[The problem] Locate the line that contains "Transcribe the text in this document.". Reproduce it and all following lines up to the end of the material, exactly and with nothing added.

Stored data
****
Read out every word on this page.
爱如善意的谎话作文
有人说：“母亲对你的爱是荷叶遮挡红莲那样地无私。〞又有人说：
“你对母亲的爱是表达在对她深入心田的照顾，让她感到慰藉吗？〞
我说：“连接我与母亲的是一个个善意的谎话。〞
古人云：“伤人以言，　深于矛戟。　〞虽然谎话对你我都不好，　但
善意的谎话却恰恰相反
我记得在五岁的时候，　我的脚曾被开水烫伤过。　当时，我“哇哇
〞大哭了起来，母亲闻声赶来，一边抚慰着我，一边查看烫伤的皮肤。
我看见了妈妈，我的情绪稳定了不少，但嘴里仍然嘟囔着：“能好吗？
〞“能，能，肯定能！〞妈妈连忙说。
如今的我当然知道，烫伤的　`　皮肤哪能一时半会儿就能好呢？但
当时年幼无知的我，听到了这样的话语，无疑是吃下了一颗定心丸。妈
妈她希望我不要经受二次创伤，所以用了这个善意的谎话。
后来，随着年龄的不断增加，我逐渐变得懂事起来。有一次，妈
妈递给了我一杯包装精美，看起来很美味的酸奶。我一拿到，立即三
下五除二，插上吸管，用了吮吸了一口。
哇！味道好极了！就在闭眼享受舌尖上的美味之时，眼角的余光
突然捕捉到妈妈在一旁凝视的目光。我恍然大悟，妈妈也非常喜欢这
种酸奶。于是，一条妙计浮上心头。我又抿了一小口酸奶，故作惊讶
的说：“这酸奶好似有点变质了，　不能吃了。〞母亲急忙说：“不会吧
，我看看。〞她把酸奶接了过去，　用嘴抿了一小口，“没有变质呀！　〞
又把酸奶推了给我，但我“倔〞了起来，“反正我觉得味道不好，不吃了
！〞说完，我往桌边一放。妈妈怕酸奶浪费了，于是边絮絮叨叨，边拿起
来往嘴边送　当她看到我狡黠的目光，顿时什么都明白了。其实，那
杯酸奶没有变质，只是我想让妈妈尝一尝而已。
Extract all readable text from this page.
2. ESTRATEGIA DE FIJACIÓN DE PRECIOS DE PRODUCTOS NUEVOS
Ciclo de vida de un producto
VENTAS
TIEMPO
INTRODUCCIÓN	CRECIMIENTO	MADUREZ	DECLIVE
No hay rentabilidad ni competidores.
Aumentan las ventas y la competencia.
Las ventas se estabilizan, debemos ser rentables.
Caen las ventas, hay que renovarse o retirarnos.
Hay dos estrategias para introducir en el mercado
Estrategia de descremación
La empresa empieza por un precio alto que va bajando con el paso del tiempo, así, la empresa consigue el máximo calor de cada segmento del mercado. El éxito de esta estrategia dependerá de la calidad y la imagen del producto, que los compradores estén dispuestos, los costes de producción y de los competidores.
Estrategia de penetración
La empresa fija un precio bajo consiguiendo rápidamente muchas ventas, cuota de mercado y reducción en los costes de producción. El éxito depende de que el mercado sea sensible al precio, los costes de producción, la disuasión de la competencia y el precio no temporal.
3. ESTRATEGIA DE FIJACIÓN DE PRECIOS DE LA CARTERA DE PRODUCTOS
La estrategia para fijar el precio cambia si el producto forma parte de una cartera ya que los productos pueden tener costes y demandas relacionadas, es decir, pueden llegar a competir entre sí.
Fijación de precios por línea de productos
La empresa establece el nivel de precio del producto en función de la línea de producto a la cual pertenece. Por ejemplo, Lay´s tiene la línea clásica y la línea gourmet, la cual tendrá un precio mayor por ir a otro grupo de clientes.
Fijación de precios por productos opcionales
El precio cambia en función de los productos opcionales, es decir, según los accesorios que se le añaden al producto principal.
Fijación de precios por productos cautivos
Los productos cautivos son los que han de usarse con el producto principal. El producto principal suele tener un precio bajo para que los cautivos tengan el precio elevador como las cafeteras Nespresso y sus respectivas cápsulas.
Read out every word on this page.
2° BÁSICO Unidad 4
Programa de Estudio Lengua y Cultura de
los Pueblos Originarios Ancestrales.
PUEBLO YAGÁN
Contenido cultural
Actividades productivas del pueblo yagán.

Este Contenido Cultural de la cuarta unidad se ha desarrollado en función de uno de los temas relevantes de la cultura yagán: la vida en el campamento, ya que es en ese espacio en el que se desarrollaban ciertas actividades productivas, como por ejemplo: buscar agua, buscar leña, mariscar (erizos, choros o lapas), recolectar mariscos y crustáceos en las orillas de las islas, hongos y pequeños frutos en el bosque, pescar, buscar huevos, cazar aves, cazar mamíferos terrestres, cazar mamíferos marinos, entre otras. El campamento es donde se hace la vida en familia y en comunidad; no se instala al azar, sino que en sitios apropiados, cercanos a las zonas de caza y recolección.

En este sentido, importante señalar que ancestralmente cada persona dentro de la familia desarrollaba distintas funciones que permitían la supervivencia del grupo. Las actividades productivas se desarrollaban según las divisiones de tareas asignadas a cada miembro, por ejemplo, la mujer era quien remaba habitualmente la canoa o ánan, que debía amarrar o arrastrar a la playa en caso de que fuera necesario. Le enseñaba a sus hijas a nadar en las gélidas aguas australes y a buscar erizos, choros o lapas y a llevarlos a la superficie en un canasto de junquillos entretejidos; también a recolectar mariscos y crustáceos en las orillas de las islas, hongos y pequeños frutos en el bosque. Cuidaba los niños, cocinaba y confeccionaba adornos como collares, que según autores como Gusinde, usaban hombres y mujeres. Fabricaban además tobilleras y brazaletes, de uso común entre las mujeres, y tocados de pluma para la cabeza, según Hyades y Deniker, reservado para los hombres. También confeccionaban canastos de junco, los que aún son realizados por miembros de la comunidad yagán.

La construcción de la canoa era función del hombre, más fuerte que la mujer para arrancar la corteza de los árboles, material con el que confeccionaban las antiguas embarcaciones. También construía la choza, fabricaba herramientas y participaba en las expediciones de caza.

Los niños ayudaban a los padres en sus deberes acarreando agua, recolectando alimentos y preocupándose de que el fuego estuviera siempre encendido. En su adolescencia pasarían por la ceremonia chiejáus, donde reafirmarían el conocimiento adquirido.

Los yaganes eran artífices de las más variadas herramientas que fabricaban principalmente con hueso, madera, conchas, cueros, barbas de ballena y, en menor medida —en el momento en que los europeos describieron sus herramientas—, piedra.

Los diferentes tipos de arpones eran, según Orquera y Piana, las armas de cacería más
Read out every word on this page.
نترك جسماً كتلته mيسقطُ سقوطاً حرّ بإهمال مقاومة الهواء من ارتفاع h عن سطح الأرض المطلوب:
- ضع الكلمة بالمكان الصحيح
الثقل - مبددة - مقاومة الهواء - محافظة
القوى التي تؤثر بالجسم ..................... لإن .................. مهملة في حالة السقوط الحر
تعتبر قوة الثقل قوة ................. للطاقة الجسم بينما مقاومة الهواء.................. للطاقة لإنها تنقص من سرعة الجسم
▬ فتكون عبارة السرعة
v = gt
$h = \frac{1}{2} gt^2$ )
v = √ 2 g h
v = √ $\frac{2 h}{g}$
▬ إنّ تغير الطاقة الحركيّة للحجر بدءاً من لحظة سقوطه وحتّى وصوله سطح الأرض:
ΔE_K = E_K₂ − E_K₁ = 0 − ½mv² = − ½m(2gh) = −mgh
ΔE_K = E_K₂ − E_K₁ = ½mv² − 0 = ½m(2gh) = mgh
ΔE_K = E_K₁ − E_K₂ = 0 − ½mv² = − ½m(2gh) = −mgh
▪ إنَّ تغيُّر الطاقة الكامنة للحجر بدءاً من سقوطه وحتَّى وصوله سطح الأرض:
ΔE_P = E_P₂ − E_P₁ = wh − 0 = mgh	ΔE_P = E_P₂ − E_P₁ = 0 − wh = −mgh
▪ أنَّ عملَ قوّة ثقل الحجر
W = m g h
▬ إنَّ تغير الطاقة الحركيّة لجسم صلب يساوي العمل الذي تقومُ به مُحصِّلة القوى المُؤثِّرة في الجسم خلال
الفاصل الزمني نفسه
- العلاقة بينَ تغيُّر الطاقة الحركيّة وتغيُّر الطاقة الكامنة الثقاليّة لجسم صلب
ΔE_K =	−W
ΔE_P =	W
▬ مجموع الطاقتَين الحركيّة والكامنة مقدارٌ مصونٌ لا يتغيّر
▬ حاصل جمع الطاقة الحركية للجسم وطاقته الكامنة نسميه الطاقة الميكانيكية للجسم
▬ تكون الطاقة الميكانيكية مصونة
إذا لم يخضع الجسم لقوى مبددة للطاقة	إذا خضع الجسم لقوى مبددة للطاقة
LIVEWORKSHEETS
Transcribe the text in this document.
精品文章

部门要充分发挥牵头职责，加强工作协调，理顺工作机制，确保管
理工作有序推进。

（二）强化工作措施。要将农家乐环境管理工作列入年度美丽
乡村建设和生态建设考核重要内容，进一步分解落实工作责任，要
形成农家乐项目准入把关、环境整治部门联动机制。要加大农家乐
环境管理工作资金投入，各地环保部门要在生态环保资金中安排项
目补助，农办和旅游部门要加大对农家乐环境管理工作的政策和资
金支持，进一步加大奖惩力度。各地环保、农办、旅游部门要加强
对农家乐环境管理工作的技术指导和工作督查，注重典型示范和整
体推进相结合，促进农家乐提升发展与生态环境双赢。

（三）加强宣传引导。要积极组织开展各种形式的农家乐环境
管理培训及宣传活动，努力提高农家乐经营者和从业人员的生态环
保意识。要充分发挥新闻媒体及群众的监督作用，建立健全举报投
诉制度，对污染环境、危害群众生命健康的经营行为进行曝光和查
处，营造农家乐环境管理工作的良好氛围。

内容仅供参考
****
[Exercise output]
Transcribe the text in this document.
精品文章

部门要充分发挥牵头职责，加强工作协调，理顺工作机制，确保管
理工作有序推进。

（二）强化工作措施。要将农家乐环境管理工作列入年度美丽
乡村建设和生态建设考核重要内容，进一步分解落实工作责任，要
形成农家乐项目准入把关、环境整治部门联动机制。要加大农家乐
环境管理工作资金投入，各地环保部门要在生态环保资金中安排项
目补助，农办和旅游部门要加大对农家乐环境管理工作的政策和资
金支持，进一步加大奖惩力度。各地环保、农办、旅游部门要加强
对农家乐环境管理工作的技术指导和工作督查，注重典型示范和整
体推进相结合，促进农家乐提升发展与生态环境双赢。

（三）加强宣传引导。要积极组织开展各种形式的农家乐环境
管理培训及宣传活动，努力提高农家乐经营者和从业人员的生态环
保意识。要充分发挥新闻媒体及群众的监督作用，建立健全举报投
诉制度，对污染环境、危害群众生命健康的经营行为进行曝光和查
处，营造农家乐环境管理工作的良好氛围。

内容仅供参考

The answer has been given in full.